Data for the task:

+-------+

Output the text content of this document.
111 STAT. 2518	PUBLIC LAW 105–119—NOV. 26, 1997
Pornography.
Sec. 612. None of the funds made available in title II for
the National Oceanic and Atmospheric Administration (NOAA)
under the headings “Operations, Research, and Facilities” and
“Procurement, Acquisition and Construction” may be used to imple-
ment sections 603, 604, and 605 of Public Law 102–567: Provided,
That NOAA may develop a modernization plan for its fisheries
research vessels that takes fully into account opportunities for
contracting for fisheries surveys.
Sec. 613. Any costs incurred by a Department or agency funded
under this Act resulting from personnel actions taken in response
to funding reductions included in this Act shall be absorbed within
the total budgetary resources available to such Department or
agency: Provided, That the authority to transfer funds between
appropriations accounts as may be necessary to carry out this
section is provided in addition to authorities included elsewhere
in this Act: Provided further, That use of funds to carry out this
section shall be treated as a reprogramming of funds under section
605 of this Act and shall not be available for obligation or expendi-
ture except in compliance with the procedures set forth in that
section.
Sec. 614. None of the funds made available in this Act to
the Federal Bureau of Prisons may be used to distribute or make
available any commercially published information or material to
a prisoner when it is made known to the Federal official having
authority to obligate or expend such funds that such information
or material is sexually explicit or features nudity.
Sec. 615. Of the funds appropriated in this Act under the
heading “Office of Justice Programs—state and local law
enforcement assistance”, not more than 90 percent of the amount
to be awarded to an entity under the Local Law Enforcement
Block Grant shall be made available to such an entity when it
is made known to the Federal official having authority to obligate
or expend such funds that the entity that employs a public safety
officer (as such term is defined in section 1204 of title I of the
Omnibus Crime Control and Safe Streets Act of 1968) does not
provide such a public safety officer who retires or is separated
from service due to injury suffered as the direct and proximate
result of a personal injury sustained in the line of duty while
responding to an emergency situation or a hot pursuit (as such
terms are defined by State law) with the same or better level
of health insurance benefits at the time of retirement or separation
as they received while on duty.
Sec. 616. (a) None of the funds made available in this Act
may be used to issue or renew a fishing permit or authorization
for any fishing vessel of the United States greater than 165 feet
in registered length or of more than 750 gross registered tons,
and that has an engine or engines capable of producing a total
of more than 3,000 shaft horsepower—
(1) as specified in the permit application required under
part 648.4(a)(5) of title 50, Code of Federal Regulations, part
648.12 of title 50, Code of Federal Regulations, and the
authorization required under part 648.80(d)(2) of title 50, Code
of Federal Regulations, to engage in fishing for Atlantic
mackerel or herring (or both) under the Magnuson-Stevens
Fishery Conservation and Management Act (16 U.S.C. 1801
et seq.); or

+-------+

Stated exercise: Restate the whole listing exactly.

Written response:
Output the text content of this document.
111 STAT. 2518	PUBLIC LAW 105–119—NOV. 26, 1997
Pornography.
Sec. 612. None of the funds made available in title II for
the National Oceanic and Atmospheric Administration (NOAA)
under the headings “Operations, Research, and Facilities” and
“Procurement, Acquisition and Construction” may be used to imple-
ment sections 603, 604, and 605 of Public Law 102–567: Provided,
That NOAA may develop a modernization plan for its fisheries
research vessels that takes fully into account opportunities for
contracting for fisheries surveys.
Sec. 613. Any costs incurred by a Department or agency funded
under this Act resulting from personnel actions taken in response
to funding reductions included in this Act shall be absorbed within
the total budgetary resources available to such Department or
agency: Provided, That the authority to transfer funds between
appropriations accounts as may be necessary to carry out this
section is provided in addition to authorities included elsewhere
in this Act: Provided further, That use of funds to carry out this
section shall be treated as a reprogramming of funds under section
605 of this Act and shall not be available for obligation or expendi-
ture except in compliance with the procedures set forth in that
section.
Sec. 614. None of the funds made available in this Act to
the Federal Bureau of Prisons may be used to distribute or make
available any commercially published information or material to
a prisoner when it is made known to the Federal official having
authority to obligate or expend such funds that such information
or material is sexually explicit or features nudity.
Sec. 615. Of the funds appropriated in this Act under the
heading “Office of Justice Programs—state and local law
enforcement assistance”, not more than 90 percent of the amount
to be awarded to an entity under the Local Law Enforcement
Block Grant shall be made available to such an entity when it
is made known to the Federal official having authority to obligate
or expend such funds that the entity that employs a public safety
officer (as such term is defined in section 1204 of title I of the
Omnibus Crime Control and Safe Streets Act of 1968) does not
provide such a public safety officer who retires or is separated
from service due to injury suffered as the direct and proximate
result of a personal injury sustained in the line of duty while
responding to an emergency situation or a hot pursuit (as such
terms are defined by State law) with the same or better level
of health insurance benefits at the time of retirement or separation
as they received while on duty.
Sec. 616. (a) None of the funds made available in this Act
may be used to issue or renew a fishing permit or authorization
for any fishing vessel of the United States greater than 165 feet
in registered length or of more than 750 gross registered tons,
and that has an engine or engines capable of producing a total
of more than 3,000 shaft horsepower—
(1) as specified in the permit application required under
part 648.4(a)(5) of title 50, Code of Federal Regulations, part
648.12 of title 50, Code of Federal Regulations, and the
authorization required under part 648.80(d)(2) of title 50, Code
of Federal Regulations, to engage in fishing for Atlantic
mackerel or herring (or both) under the Magnuson-Stevens
Fishery Conservation and Management Act (16 U.S.C. 1801
et seq.); or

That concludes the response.